Figure data in JSON:
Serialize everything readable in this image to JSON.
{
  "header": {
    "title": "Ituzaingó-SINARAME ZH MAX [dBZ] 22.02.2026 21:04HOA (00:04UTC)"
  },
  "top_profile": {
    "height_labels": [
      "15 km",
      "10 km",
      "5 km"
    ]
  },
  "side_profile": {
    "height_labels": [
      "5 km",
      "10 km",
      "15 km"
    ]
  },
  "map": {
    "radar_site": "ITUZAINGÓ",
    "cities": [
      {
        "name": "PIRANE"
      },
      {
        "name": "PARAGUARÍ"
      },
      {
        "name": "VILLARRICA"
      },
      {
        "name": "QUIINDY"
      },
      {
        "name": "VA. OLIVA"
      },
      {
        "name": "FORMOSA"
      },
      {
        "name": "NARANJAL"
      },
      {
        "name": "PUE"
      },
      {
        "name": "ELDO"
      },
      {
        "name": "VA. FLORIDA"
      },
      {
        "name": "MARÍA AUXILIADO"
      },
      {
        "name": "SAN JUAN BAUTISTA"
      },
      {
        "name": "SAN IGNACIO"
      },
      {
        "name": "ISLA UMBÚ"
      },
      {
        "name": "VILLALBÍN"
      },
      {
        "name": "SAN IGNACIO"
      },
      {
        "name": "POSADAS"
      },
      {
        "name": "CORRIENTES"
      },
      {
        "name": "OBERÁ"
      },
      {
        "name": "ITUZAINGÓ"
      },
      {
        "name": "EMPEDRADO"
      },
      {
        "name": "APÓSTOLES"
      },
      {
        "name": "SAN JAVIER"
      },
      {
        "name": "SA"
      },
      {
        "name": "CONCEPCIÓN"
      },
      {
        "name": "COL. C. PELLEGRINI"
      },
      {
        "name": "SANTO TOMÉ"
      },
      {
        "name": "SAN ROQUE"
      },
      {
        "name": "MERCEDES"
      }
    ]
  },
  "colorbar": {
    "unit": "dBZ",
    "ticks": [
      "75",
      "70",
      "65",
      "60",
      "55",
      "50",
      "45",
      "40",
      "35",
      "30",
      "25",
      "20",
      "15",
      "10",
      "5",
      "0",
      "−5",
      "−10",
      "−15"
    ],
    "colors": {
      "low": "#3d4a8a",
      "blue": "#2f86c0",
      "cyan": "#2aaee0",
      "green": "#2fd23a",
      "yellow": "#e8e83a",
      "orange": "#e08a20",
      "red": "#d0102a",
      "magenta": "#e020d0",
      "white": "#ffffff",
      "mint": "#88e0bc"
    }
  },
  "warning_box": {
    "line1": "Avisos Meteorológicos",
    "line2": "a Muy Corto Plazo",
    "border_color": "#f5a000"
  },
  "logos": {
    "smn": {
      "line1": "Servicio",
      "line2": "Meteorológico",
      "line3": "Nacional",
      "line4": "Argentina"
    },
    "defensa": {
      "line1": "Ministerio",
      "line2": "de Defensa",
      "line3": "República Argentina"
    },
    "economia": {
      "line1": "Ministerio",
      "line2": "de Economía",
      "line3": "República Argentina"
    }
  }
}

▸ **Written problem**:
Extract each line of the material exactly as it stands.

▸ **Completed exercise**:
Serialize everything readable in this image to JSON.
{
  "header": {
    "title": "Ituzaingó-SINARAME ZH MAX [dBZ] 22.02.2026 21:04HOA (00:04UTC)"
  },
  "top_profile": {
    "height_labels": [
      "15 km",
      "10 km",
      "5 km"
    ]
  },
  "side_profile": {
    "height_labels": [
      "5 km",
      "10 km",
      "15 km"
    ]
  },
  "map": {
    "radar_site": "ITUZAINGÓ",
    "cities": [
      {
        "name": "PIRANE"
      },
      {
        "name": "PARAGUARÍ"
      },
      {
        "name": "VILLARRICA"
      },
      {
        "name": "QUIINDY"
      },
      {
        "name": "VA. OLIVA"
      },
      {
        "name": "FORMOSA"
      },
      {
        "name": "NARANJAL"
      },
      {
        "name": "PUE"
      },
      {
        "name": "ELDO"
      },
      {
        "name": "VA. FLORIDA"
      },
      {
        "name": "MARÍA AUXILIADO"
      },
      {
        "name": "SAN JUAN BAUTISTA"
      },
      {
        "name": "SAN IGNACIO"
      },
      {
        "name": "ISLA UMBÚ"
      },
      {
        "name": "VILLALBÍN"
      },
      {
        "name": "SAN IGNACIO"
      },
      {
        "name": "POSADAS"
      },
      {
        "name": "CORRIENTES"
      },
      {
        "name": "OBERÁ"
      },
      {
        "name": "ITUZAINGÓ"
      },
      {
        "name": "EMPEDRADO"
      },
      {
        "name": "APÓSTOLES"
      },
      {
        "name": "SAN JAVIER"
      },
      {
        "name": "SA"
      },
      {
        "name": "CONCEPCIÓN"
      },
      {
        "name": "COL. C. PELLEGRINI"
      },
      {
        "name": "SANTO TOMÉ"
      },
      {
        "name": "SAN ROQUE"
      },
      {
        "name": "MERCEDES"
      }
    ]
  },
  "colorbar": {
    "unit": "dBZ",
    "ticks": [
      "75",
      "70",
      "65",
      "60",
      "55",
      "50",
      "45",
      "40",
      "35",
      "30",
      "25",
      "20",
      "15",
      "10",
      "5",
      "0",
      "−5",
      "−10",
      "−15"
    ],
    "colors": {
      "low": "#3d4a8a",
      "blue": "#2f86c0",
      "cyan": "#2aaee0",
      "green": "#2fd23a",
      "yellow": "#e8e83a",
      "orange": "#e08a20",
      "red": "#d0102a",
      "magenta": "#e020d0",
      "white": "#ffffff",
      "mint": "#88e0bc"
    }
  },
  "warning_box": {
    "line1": "Avisos Meteorológicos",
    "line2": "a Muy Corto Plazo",
    "border_color": "#f5a000"
  },
  "logos": {
    "smn": {
      "line1": "Servicio",
      "line2": "Meteorológico",
      "line3": "Nacional",
      "line4": "Argentina"
    },
    "defensa": {
      "line1": "Ministerio",
      "line2": "de Defensa",
      "line3": "República Argentina"
    },
    "economia": {
      "line1": "Ministerio",
      "line2": "de Economía",
      "line3": "República Argentina"
    }
  }
}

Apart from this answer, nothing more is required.